TEXT:

Both schemes solve the same problem -- keeping the target slow-moving -- but they feel different. The hard copy holds the target perfectly still for a thousand steps and then makes it lurch to a brand-new estimate all at once. The soft update lets the target drift continuously, always trailing the online network by a hair. With tau = 0.005 the target moves at roughly the pace of a hard copy every 200 steps, but smoothly, so you never get that jolt of a sudden target jump. In practice Polyak averaging tends to feel less twitchy, which is exactly why the continuous-control algorithms we'll meet down the line adopted it as standard. A gentle, constant drift is kinder to gradient descent than an occasional earthquake.
Exercise 3: Add Double DQN to your agent and measure the overestimation directly: periodically log the mean predicted Q of the start state alongside the actual return the agent goes on to collect from there.
import numpy as np
import torch
def measured_return(env, agent, gamma=0.99):
"""Run one greedy episode, return predicted start-Q and the real return."""
state, _ = env.reset()
with torch.no_grad():
start_q = agent.q_network(
torch.FloatTensor(state).unsqueeze(0)).max().item()
rewards, done, trunc = [], False, False
while not (done or trunc):
with torch.no_grad():
action = agent.q_network(
torch.FloatTensor(state).unsqueeze(0)).argmax().item()
state, reward, done, trunc, _ = env.step(action)
rewards.append(reward)
# discounted actual return from the start state
G = 0.0
for r in reversed(rewards):
G = r + gamma * G
return start_q, G
# Every 20 training episodes, call measured_return(env, agent) and stash
# (predicted_q, actual_G) for both a plain-DQN agent (learn) and a
# Double-DQN agent (learn_double_dqn). Plot predicted vs actual for each.

Stored data

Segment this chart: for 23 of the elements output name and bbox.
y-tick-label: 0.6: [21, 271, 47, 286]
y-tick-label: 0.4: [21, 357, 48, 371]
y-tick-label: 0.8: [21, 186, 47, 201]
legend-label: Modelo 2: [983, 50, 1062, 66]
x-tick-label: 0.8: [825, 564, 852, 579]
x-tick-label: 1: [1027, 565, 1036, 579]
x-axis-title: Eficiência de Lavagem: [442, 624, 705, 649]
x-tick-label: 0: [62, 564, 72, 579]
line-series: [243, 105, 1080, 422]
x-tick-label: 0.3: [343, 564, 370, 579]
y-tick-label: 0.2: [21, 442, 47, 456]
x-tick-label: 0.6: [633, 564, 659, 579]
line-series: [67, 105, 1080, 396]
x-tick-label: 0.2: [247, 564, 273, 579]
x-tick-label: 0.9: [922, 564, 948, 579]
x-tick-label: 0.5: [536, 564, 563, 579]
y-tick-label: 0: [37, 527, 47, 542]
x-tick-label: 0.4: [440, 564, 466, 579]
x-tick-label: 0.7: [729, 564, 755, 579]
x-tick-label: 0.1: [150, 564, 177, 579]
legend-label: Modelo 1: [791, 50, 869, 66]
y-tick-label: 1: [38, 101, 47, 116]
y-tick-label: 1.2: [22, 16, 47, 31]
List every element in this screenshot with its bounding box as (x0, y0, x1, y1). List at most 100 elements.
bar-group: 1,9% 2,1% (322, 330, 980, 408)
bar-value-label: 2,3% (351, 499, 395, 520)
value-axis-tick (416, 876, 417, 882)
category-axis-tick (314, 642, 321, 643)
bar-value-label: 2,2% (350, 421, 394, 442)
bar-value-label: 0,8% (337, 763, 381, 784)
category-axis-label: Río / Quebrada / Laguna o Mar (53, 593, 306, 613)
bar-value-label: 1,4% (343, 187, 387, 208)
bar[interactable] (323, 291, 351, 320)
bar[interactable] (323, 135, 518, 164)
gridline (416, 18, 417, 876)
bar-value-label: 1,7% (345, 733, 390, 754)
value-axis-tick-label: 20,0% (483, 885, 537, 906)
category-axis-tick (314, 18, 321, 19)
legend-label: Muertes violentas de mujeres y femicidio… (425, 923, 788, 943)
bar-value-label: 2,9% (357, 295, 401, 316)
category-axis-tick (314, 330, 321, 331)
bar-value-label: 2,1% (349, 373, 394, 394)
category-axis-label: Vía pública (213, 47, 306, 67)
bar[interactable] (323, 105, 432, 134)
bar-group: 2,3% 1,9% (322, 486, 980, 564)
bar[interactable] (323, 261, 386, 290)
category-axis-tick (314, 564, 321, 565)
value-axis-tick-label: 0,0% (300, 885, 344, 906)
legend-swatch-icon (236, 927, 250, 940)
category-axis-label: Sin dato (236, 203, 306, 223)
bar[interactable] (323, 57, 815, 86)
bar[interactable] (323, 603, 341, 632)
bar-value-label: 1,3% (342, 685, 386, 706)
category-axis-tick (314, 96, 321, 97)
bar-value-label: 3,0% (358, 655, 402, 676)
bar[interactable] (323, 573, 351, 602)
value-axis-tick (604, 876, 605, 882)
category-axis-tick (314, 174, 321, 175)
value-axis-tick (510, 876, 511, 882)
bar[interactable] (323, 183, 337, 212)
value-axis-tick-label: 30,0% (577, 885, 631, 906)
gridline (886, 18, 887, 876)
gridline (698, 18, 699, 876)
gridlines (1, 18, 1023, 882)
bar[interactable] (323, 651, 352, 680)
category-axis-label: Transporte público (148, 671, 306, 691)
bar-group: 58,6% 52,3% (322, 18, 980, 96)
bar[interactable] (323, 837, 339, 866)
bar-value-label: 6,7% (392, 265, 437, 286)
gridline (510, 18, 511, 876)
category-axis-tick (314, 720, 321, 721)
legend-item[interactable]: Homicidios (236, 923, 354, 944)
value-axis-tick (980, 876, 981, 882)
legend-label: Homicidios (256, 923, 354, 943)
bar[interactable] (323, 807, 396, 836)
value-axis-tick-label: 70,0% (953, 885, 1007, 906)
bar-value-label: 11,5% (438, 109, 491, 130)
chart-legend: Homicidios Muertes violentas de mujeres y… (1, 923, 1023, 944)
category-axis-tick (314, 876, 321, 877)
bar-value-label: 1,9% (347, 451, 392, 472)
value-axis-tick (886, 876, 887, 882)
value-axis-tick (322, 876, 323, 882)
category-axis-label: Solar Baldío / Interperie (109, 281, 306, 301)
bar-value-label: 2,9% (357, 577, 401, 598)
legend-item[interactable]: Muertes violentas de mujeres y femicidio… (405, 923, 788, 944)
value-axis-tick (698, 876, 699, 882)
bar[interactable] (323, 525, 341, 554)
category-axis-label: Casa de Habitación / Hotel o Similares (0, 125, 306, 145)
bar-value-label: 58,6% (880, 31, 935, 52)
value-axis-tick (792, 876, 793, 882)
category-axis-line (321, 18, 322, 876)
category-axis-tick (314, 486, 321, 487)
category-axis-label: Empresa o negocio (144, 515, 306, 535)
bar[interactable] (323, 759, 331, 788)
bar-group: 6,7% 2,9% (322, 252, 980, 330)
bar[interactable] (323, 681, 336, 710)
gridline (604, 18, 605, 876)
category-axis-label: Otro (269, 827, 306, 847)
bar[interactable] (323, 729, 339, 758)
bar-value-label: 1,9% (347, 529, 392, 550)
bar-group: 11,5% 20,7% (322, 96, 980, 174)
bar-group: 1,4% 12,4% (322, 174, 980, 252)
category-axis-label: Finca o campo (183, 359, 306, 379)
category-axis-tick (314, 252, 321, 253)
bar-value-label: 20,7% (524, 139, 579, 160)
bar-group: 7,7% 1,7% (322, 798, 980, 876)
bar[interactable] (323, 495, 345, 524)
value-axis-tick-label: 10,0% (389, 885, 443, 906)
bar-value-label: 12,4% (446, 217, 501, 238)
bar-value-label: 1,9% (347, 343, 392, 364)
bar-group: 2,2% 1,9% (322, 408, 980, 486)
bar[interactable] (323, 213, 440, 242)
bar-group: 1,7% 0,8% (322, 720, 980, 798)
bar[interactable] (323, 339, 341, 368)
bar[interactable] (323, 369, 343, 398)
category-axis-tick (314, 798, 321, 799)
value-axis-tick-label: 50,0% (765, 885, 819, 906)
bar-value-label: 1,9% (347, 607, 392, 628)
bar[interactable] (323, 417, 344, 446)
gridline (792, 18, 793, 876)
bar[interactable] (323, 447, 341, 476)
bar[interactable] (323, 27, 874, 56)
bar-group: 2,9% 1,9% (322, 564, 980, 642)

SET EXERCISE: According to the text, a soft update with tau = 0.005 moves the target at roughly the pace of a hard copy made how often?

ANSWER BELOW: Every 200 steps.